Pressure Mounts on Cairo to Reform. President Mubarak hopes gradual change will satisfy International Monetary Fund. EGYPT'S ECONOMY

THE Egyptian government plans to present the Bush administration soon with a report on economic reforms Cairo has implemented in the last two years. By making its case, Egypt hopes to unblock withheld American aid and convince Washington it deserves new standby credit from the International Monetary Fund (IMF), and to relieve eventually a crisis in foreign currency reserves. Revenue from Egypt's main sources of foreign currency - especially petroleum - has shrunk. But Cairo hasn't persuaded creditor nations and the IMF to provide additional aid and a new agreement to reschedule part of its $43 billion foreign debt. The reason: Donors doubt Egypt has tried seriously enough to implement the desired reforms to merit more help.

Meanwhile, demand for grain and other food imports has been growing with the approach of the holy month of Ramadan, a time of daylight fasting and nighttime feasting, which begins around April 7. These imports add to the strain on Egypt's limited foreign currency reserves.

Arrears to creditor nations have been growing as well. Between France and the United States, they total close to $1 billion.

On March 8, officials in Washington announced that two years' worth of cash aid - worth $230 million - was being withheld pending Egypt's agreement with the IMF on a package of economic reforms.

Informed sources in Cairo said that's not the sole measure the US has taken to coax Egypt toward reform. One source pointed out that new loans for food purchases were recently withheld when the Americans discovered Egypt was in arrears for $60 million.

And the French government, according to a well-informed European diplomat, has delayed the implementation of a new aid protocol because Egypt had not paid off overdue loans to the French. French food aid has also been suspended.

Perhaps the major threat facing Egypt is the Brooke Amendment, which stipulates that if any debt payment is 365 days late, all US aid should be cut off. By mid-July, the Brooke Amendment comes into effect, and Egypt will have to begin servicing its $4.5 billion debt to the US. The only way to avoid this is to conclude the reform package with the IMF. That will pave the way for a new debt rescheduling agreement with creditor nations.

``We don't run the country on the Brooke Amendment deadline,'' said a high-ranking government official who insisted on anonymity. ``But the situation is urgent. Oil prices will not increase. The cost of grain imports is rising.''

The Egyptian government, sanguine about its need to reach an agreement with the IMF, is taking a two-pronged approach. First, it hopes to persuade creditor nations that it has been serious about economic reform.

## RECORDED INFORMATION
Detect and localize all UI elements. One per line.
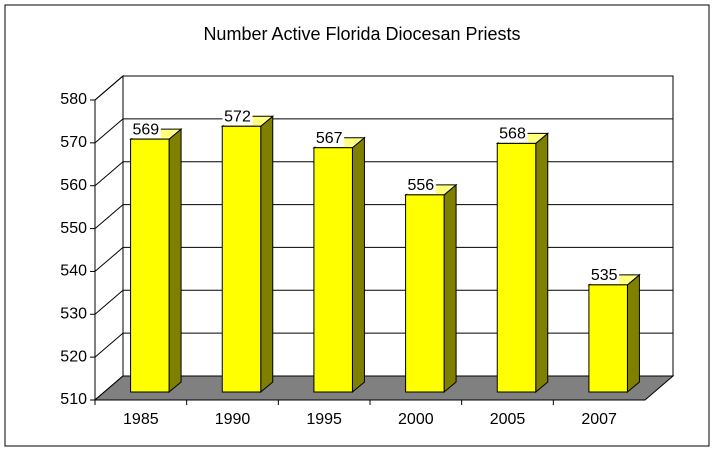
chart-title: Number Active Florida Diocesan Priests: [203, 24, 520, 44]
bar: [221, 125, 262, 393]
grid-line: [94, 289, 124, 315]
bar: [405, 194, 445, 393]
y-tick-label: 570: [60, 134, 87, 151]
y-tick-label: 530: [60, 306, 87, 323]
data-label: 572: [224, 109, 251, 126]
bar: [588, 284, 628, 393]
bar-side: [443, 183, 457, 394]
data-label: 535: [591, 267, 618, 284]
bar-side: [260, 115, 274, 394]
data-label-bg: [405, 175, 436, 194]
bar: [496, 142, 537, 393]
data-label: 567: [316, 130, 343, 147]
bar-side: [351, 136, 365, 394]
data-label: 569: [132, 121, 159, 138]
x-tick-label: 2000: [398, 411, 434, 428]
y-tick-label: 550: [60, 220, 87, 237]
x-tick-label: 1995: [306, 411, 342, 428]
bar-side: [626, 273, 640, 394]
data-label: 568: [499, 126, 526, 143]
y-tick-label: 520: [60, 348, 87, 365]
bar-side: [535, 132, 549, 394]
y-tick-label: 580: [60, 91, 87, 108]
x-tick-label: 2007: [581, 411, 617, 428]
y-tick-label: 510: [60, 391, 87, 408]
data-label: 556: [407, 177, 434, 194]
grid-line: [94, 204, 124, 229]
x-tick-label: 1990: [215, 411, 251, 428]
grid-line: [94, 118, 124, 144]
y-tick-label: 540: [60, 263, 87, 280]
grid-line: [94, 161, 124, 187]
bar: [130, 138, 170, 393]
grid-line: [94, 75, 124, 101]
data-label-bg: [589, 265, 620, 284]
side-wall: [94, 74, 124, 402]
bar: [313, 147, 353, 393]
grid-line: [94, 332, 124, 358]
data-label-bg: [222, 107, 253, 126]
x-tick-label: 2005: [490, 411, 526, 428]
grid-line: [94, 247, 124, 272]
x-tick-label: 1985: [123, 411, 159, 428]
y-tick-label: 560: [60, 177, 87, 194]
floor: [93, 375, 675, 401]
data-label-bg: [497, 124, 528, 143]
bar-side: [168, 128, 182, 394]
data-label-bg: [130, 120, 161, 139]
data-label-bg: [314, 128, 345, 147]
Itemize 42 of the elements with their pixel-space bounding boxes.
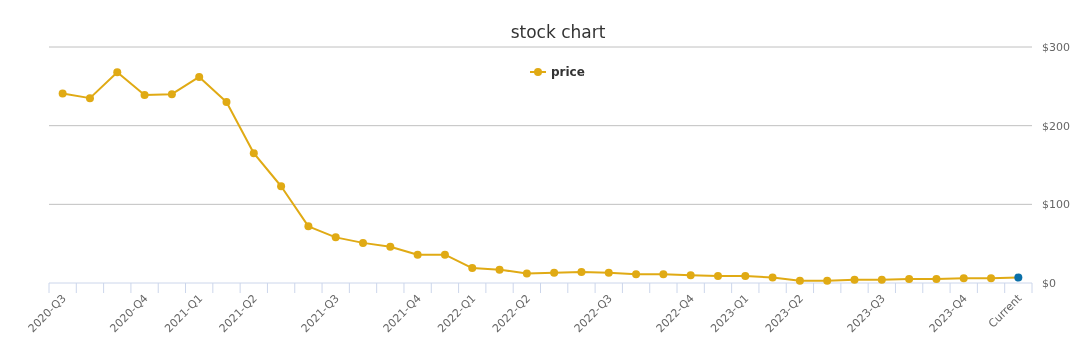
y-tick-label: $0 — [1042, 277, 1056, 290]
point — [768, 273, 777, 282]
point — [195, 72, 204, 81]
point — [713, 271, 722, 280]
point — [577, 267, 586, 276]
point — [632, 270, 641, 279]
point — [386, 242, 395, 251]
point — [959, 274, 968, 283]
point — [249, 149, 258, 158]
y-tick-label: $200 — [1042, 119, 1070, 133]
point — [277, 182, 286, 191]
point — [905, 275, 914, 284]
point — [850, 275, 859, 284]
point — [795, 276, 804, 285]
point — [167, 90, 176, 99]
point — [686, 271, 695, 280]
point — [58, 89, 67, 98]
point — [113, 68, 122, 77]
point — [932, 275, 941, 284]
y-tick-label: $100 — [1042, 198, 1070, 212]
point — [987, 274, 996, 283]
point — [522, 269, 531, 278]
chart-title: stock chart — [510, 22, 606, 42]
point — [1014, 273, 1023, 282]
point — [222, 98, 231, 107]
point — [468, 264, 477, 273]
point — [550, 268, 559, 277]
point — [85, 94, 94, 103]
legend-label: price — [551, 65, 585, 79]
point — [304, 222, 313, 231]
point — [495, 265, 504, 274]
point — [331, 233, 340, 242]
point — [359, 238, 368, 247]
point — [877, 275, 886, 284]
point — [659, 270, 668, 279]
point — [823, 276, 832, 285]
point — [140, 90, 149, 99]
point — [440, 250, 449, 259]
y-tick-label: $300 — [1042, 41, 1070, 54]
point — [604, 268, 613, 277]
point — [413, 250, 422, 259]
point — [741, 271, 750, 280]
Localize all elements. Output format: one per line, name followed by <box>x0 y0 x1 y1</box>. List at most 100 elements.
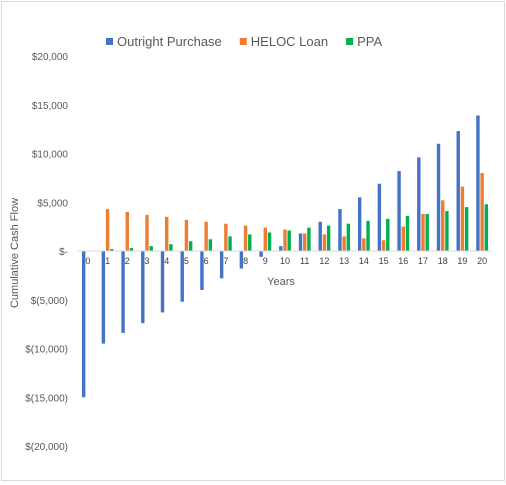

## WRITTEN EXERCISE 1
From the article on Egypt's economic reforms, reproduce the passage between "Meanwhile, demand for" and "limited foreign currency reserves.", inclusive.
## WRITTEN EXERCISE 2
Carry on the article about pressure on Egypt's economy from its last sentence.

## EXERCISE ANSWER 1
Meanwhile, demand for grain and other food imports has been growing with the approach of the holy month of Ramadan, a time of daylight fasting and nighttime feasting, which begins around April 7. These imports add to the strain on Egypt's limited foreign currency reserves.

## EXERCISE ANSWER 2
The way to the IMF, Egypt hopes, is through its influential members. President Hosni Mubarak returned from a European tour on Saturday. Initial assessments of the trip in the Egyptian press said that President Mubarak succeeded in getting the backing of France and Germany. This spring, Mubarak is set to meet with President Bush.

Second, it hopes to reach a lenient agreement with the IMF. The government fears that sudden price increases, bringing subsidized items up to world-price levels, will trigger mass unrest similar to that in Venezuela and Algeria.

``We have responsibilities we cannot ignore,'' said the government official, ``social problems we cannot ignore.'' In its report to the US, the government will point out that it has raised gasoline, electricity, and some food prices in the last few months.

And, the government official said, ``We're trying to temper economic reform with supply-side measures to keep unemployment down.'' He mentioned such policies as land reclamation, the creation of industrial parks, and encouragement to the private sector. ``IMF programs are simple to grasp. You raise prices and demand drops. You raise taxes and income drops. But the programs don't always achieve what they're supposed to.''

In February, Mubarak met with the head of the IMF, Michel Camdessus, in an effort to persuade him that the slow road to reform was best. In advance of the meeting, Egypt set a new set of reform proposals, according to diplomats, that included a 2 percent cut in the budget deficit this year, hikes in the prices of government services and electricity, rationing of food subsidies, and a minimal increase in interest rates.

Diplomatic sources say they doubt the Fund will bend for Egypt, as it did in May 1987 when it granted unusually easy terms to Cairo. Six months later, the fund concluded that Egypt had violated the accord and it suspended further standby credits.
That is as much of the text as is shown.